-- start of AVAILABLE DATA --
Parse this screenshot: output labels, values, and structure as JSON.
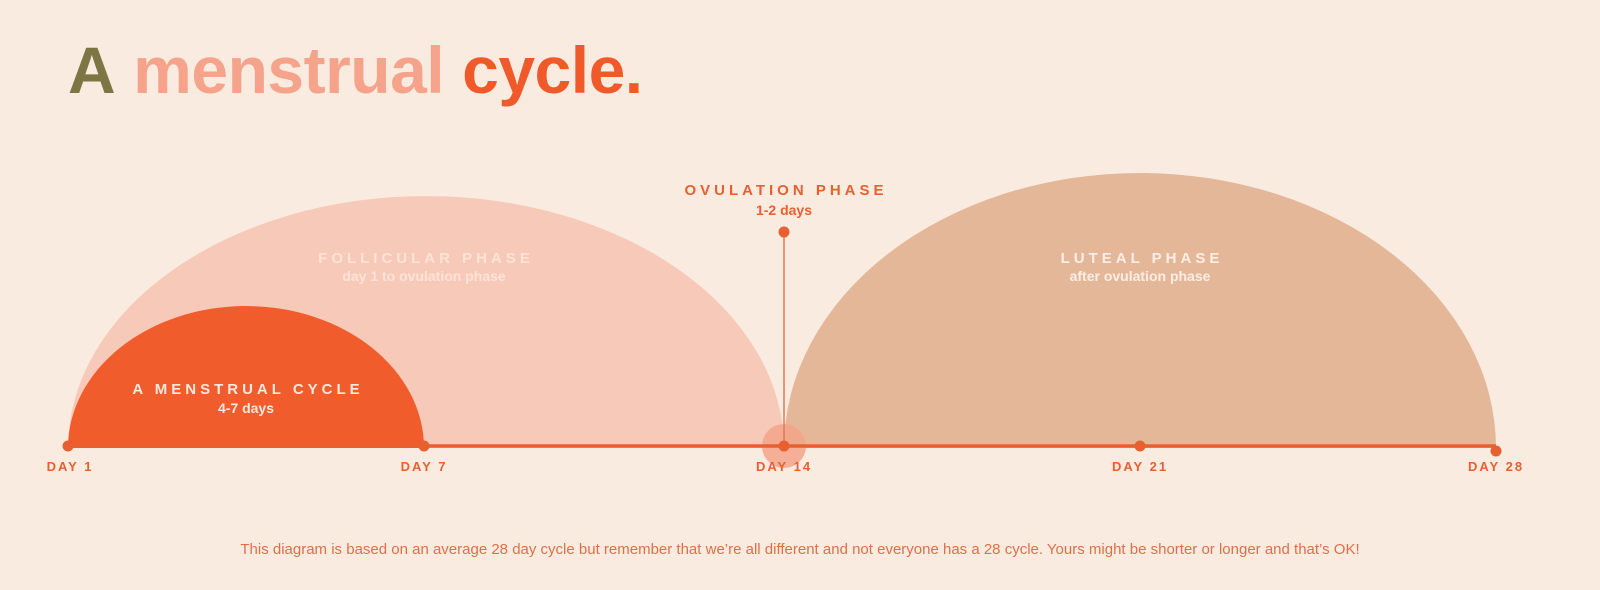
{
  "title": {
    "word_1": "A",
    "word_2": "menstrual",
    "word_3": "cycle."
  },
  "phases": {
    "menstrual": {
      "title": "A MENSTRUAL CYCLE",
      "subtitle": "4-7 days",
      "start_day": 1,
      "end_day": 7
    },
    "follicular": {
      "title": "FOLLICULAR PHASE",
      "subtitle": "day 1 to ovulation phase",
      "start_day": 1,
      "end_day": 14
    },
    "ovulation": {
      "title": "OVULATION PHASE",
      "subtitle": "1-2 days",
      "day": 14
    },
    "luteal": {
      "title": "LUTEAL PHASE",
      "subtitle": "after ovulation phase",
      "start_day": 14,
      "end_day": 28
    }
  },
  "timeline": {
    "days": [
      "DAY 1",
      "DAY 7",
      "DAY 14",
      "DAY 21",
      "DAY 28"
    ]
  },
  "footnote": "This diagram is based on an average 28 day cycle but remember that we’re all different and not everyone has a 28 cycle. Yours might be shorter or longer and that’s OK!",
  "colors": {
    "background": "#faebe0",
    "title_a": "#7d7543",
    "title_menstrual": "#f5a38a",
    "title_cycle": "#f05a2b",
    "menstrual_fill": "#f15c2c",
    "follicular_fill": "#f7c9b8",
    "luteal_fill": "#e5b799",
    "timeline": "#e8602f",
    "ovulation_text": "#e8602f",
    "follicular_text": "#fbe3d8",
    "luteal_text": "#fbeee6",
    "menstrual_text": "#fde9df"
  }
}
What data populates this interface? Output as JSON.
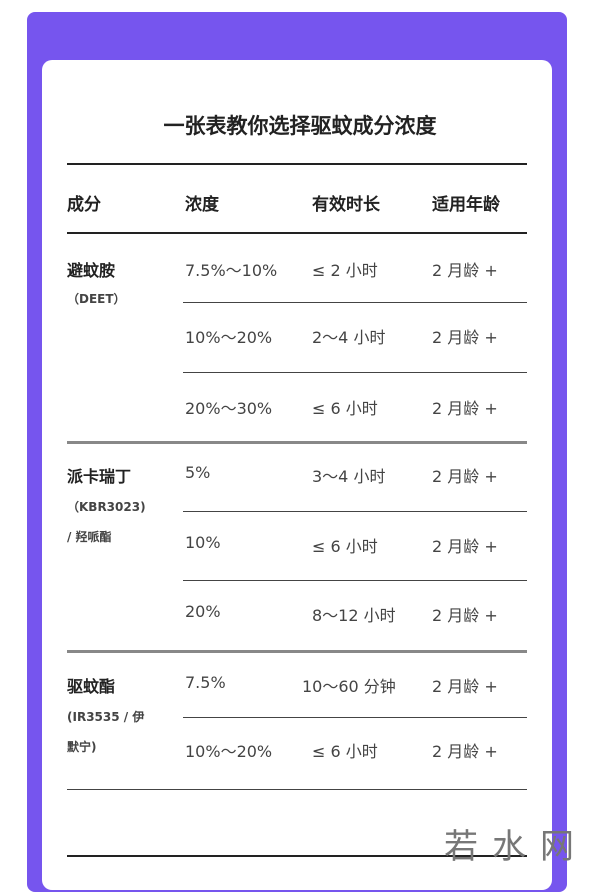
{
  "title": "一张表教你选择驱蚊成分浓度",
  "headers": [
    "成分",
    "浓度",
    "有效时长",
    "适用年龄"
  ],
  "groups": [
    {
      "name": "避蚊胺",
      "sub": [
        "（DEET）"
      ],
      "rows": [
        {
          "concentration": "7.5%～10%",
          "duration": "≤ 2 小时",
          "age": "2 月龄 +"
        },
        {
          "concentration": "10%～20%",
          "duration": "2～4 小时",
          "age": "2 月龄 +"
        },
        {
          "concentration": "20%～30%",
          "duration": "≤ 6 小时",
          "age": "2 月龄 +"
        }
      ]
    },
    {
      "name": "派卡瑞丁",
      "sub": [
        "（KBR3023)",
        "/ 羟哌酯"
      ],
      "rows": [
        {
          "concentration": "5%",
          "duration": "3～4 小时",
          "age": "2 月龄 +"
        },
        {
          "concentration": "10%",
          "duration": "≤ 6 小时",
          "age": "2 月龄 +"
        },
        {
          "concentration": "20%",
          "duration": "8～12 小时",
          "age": "2 月龄 +"
        }
      ]
    },
    {
      "name": "驱蚊酯",
      "sub": [
        "(IR3535 / 伊",
        "默宁)"
      ],
      "rows": [
        {
          "concentration": "7.5%",
          "duration": "10～60 分钟",
          "age": "2 月龄 +"
        },
        {
          "concentration": "10%～20%",
          "duration": "≤ 6 小时",
          "age": "2 月龄 +"
        }
      ]
    }
  ],
  "watermark": "若水网",
  "colors": {
    "frame": "#7655ee"
  }
}
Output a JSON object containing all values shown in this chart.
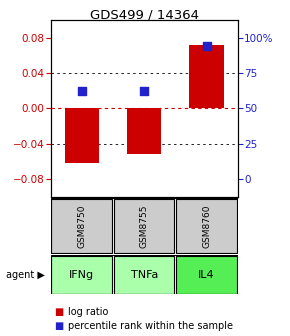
{
  "title": "GDS499 / 14364",
  "samples": [
    "GSM8750",
    "GSM8755",
    "GSM8760"
  ],
  "agents": [
    "IFNg",
    "TNFa",
    "IL4"
  ],
  "log_ratios": [
    -0.062,
    -0.052,
    0.072
  ],
  "percentile_ranks": [
    62,
    62,
    94
  ],
  "bar_color": "#cc0000",
  "dot_color": "#2222cc",
  "ylim": [
    -0.1,
    0.1
  ],
  "yticks_left": [
    -0.08,
    -0.04,
    0.0,
    0.04,
    0.08
  ],
  "yticks_right": [
    0,
    25,
    50,
    75,
    100
  ],
  "agent_colors": [
    "#aaffaa",
    "#aaffaa",
    "#55ee55"
  ],
  "sample_bg_color": "#cccccc",
  "bar_width": 0.55,
  "dot_size": 40
}
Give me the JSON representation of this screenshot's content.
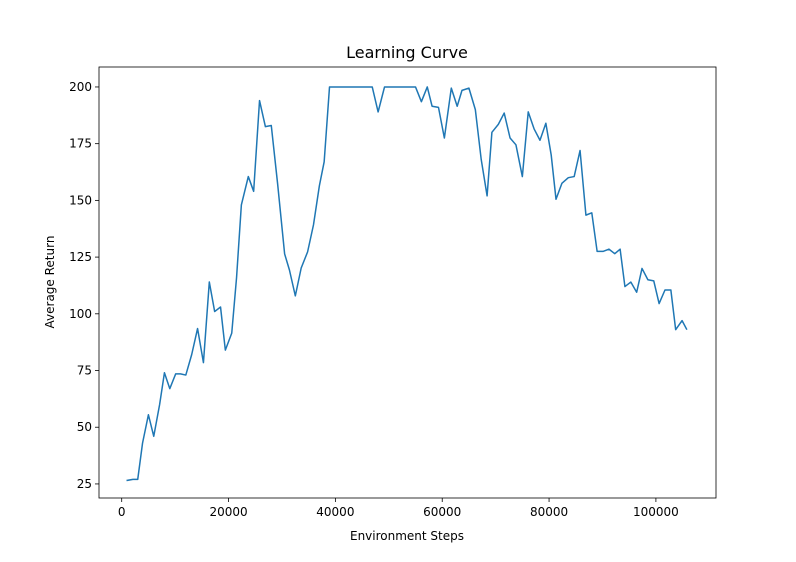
{
  "chart_data": {
    "type": "line",
    "title": "Learning Curve",
    "x_label": "Environment Steps",
    "y_label": "Average Return",
    "x": [
      900,
      2100,
      3000,
      3900,
      5000,
      6000,
      7100,
      8000,
      9000,
      10100,
      11000,
      12000,
      13100,
      14200,
      15300,
      16400,
      17400,
      18500,
      19400,
      20600,
      21500,
      22400,
      23700,
      24700,
      25800,
      26900,
      28000,
      29200,
      30500,
      31400,
      32500,
      33600,
      34800,
      35900,
      37000,
      37900,
      38900,
      41000,
      43000,
      45000,
      46900,
      48000,
      49200,
      51000,
      53000,
      55000,
      56100,
      57200,
      58100,
      59300,
      60400,
      61700,
      62800,
      63700,
      65000,
      66200,
      67300,
      68400,
      69300,
      70500,
      71600,
      72700,
      73800,
      75000,
      76100,
      77200,
      78300,
      79400,
      80400,
      81300,
      82400,
      83600,
      84700,
      85800,
      86900,
      88000,
      89000,
      90100,
      91200,
      92300,
      93300,
      94200,
      95300,
      96400,
      97400,
      98500,
      99600,
      100600,
      101700,
      102800,
      103700,
      104900,
      105800
    ],
    "series": [
      {
        "name": "Average Return",
        "color": "#1f77b4",
        "values": [
          26.5,
          27,
          27,
          43,
          55.5,
          46,
          60,
          74,
          67,
          73.5,
          73.5,
          73,
          82,
          93.5,
          78.5,
          114,
          101,
          103,
          84,
          91.5,
          116,
          148,
          160.5,
          154,
          194,
          182.5,
          183,
          157,
          126.4,
          119.3,
          107.9,
          120.2,
          127.3,
          139.2,
          156.4,
          167,
          200,
          200,
          200,
          200,
          200,
          189,
          200,
          200,
          200,
          200,
          193.5,
          200,
          191.5,
          191,
          177.5,
          199.5,
          191.5,
          198.5,
          199.5,
          190,
          168,
          152,
          180,
          183.5,
          188.5,
          177.5,
          174.5,
          160.5,
          189,
          181.5,
          176.5,
          184,
          170,
          150.5,
          157.5,
          160,
          160.5,
          172,
          143.5,
          144.5,
          127.5,
          127.5,
          128.5,
          126.5,
          128.5,
          112,
          114,
          109.5,
          120,
          115,
          114.5,
          104.5,
          110.5,
          110.5,
          93,
          97,
          93
        ]
      }
    ],
    "xlim": [
      -4250,
      111250
    ],
    "ylim": [
      18.8,
      208.8
    ],
    "xticks": [
      0,
      20000,
      40000,
      60000,
      80000,
      100000
    ],
    "yticks": [
      25,
      50,
      75,
      100,
      125,
      150,
      175,
      200
    ]
  }
}
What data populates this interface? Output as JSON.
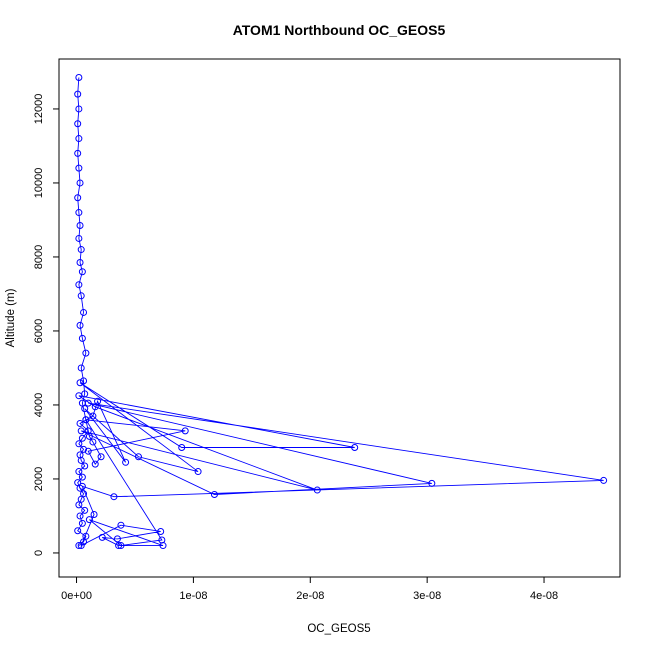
{
  "chart_data": {
    "type": "line",
    "title": "ATOM1 Northbound OC_GEOS5",
    "xlabel": "OC_GEOS5",
    "ylabel": "Altitude (m)",
    "xlim": [
      -1.5e-09,
      4.65e-08
    ],
    "ylim": [
      -650,
      13350
    ],
    "x_ticks": [
      0,
      1e-08,
      2e-08,
      3e-08,
      4e-08
    ],
    "x_tick_labels": [
      "0e+00",
      "1e-08",
      "2e-08",
      "3e-08",
      "4e-08"
    ],
    "y_ticks": [
      0,
      2000,
      4000,
      6000,
      8000,
      10000,
      12000
    ],
    "y_tick_labels": [
      "0",
      "2000",
      "4000",
      "6000",
      "8000",
      "10000",
      "12000"
    ],
    "series_color": "#0000ff",
    "markers": "open-circle",
    "series": [
      {
        "x": [
          2e-10,
          6e-10,
          8e-10,
          1e-10,
          5e-10,
          3e-10,
          7e-10,
          2e-10,
          4e-10,
          6e-10,
          3e-10,
          1e-10,
          5e-10,
          2e-10,
          7e-10,
          4e-10,
          3e-10,
          6e-10,
          2e-10,
          5e-10,
          1e-09,
          3e-10,
          1.4e-09,
          1.8e-09,
          4.2e-09,
          7e-10,
          5.3e-09,
          1.04e-08,
          3e-10,
          9e-09,
          2.38e-08,
          2e-10,
          1.6e-09,
          2.06e-08,
          4e-10,
          1.18e-08,
          3.04e-08,
          1e-09,
          4.51e-08,
          3.2e-09,
          5e-10,
          1.5e-09,
          4e-10,
          3.8e-09,
          7.2e-09,
          3.5e-09,
          2.2e-09,
          3.6e-09,
          7.4e-09,
          1.1e-09,
          3.8e-09,
          7.3e-09,
          8e-10,
          9.3e-09,
          1e-09,
          1.6e-09,
          2.1e-09,
          1.4e-09,
          1.1e-09,
          8e-10,
          5e-10,
          7e-10,
          6e-10,
          4e-10,
          8e-10,
          5e-10,
          3e-10,
          6e-10,
          4e-10,
          2e-10,
          5e-10,
          3e-10,
          4e-10,
          2e-10,
          3e-10,
          2e-10,
          1e-10,
          3e-10,
          2e-10,
          1e-10,
          2e-10,
          1e-10,
          2e-10,
          1e-10,
          2e-10
        ],
        "y": [
          200,
          300,
          450,
          600,
          800,
          1000,
          1150,
          1300,
          1450,
          1600,
          1750,
          1900,
          2050,
          2200,
          2350,
          2500,
          2650,
          2800,
          2950,
          3100,
          3300,
          3500,
          3700,
          4100,
          2450,
          3900,
          2600,
          2200,
          4600,
          2850,
          2850,
          4250,
          3950,
          1700,
          3300,
          1580,
          1880,
          4050,
          1960,
          1520,
          1800,
          1040,
          200,
          750,
          580,
          380,
          420,
          200,
          200,
          900,
          200,
          350,
          3600,
          3300,
          2750,
          2400,
          2600,
          3000,
          3150,
          3600,
          4050,
          4300,
          4650,
          5000,
          5400,
          5800,
          6150,
          6500,
          6950,
          7250,
          7600,
          7850,
          8200,
          8500,
          8850,
          9200,
          9600,
          10000,
          10400,
          10800,
          11200,
          11600,
          12000,
          12400,
          12850
        ]
      }
    ]
  }
}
-- end of AVAILABLE DATA --
■ TASK STATEMENT ■
Scan the records above for the string "concentration", then select every line that holds it.

■ ANSWER FOR THE TASK ■
          "concentration": "7.5%～10%",
          "concentration": "10%～20%",
          "concentration": "20%～30%",
          "concentration": "5%",
          "concentration": "10%",
          "concentration": "20%",
          "concentration": "7.5%",
          "concentration": "10%～20%",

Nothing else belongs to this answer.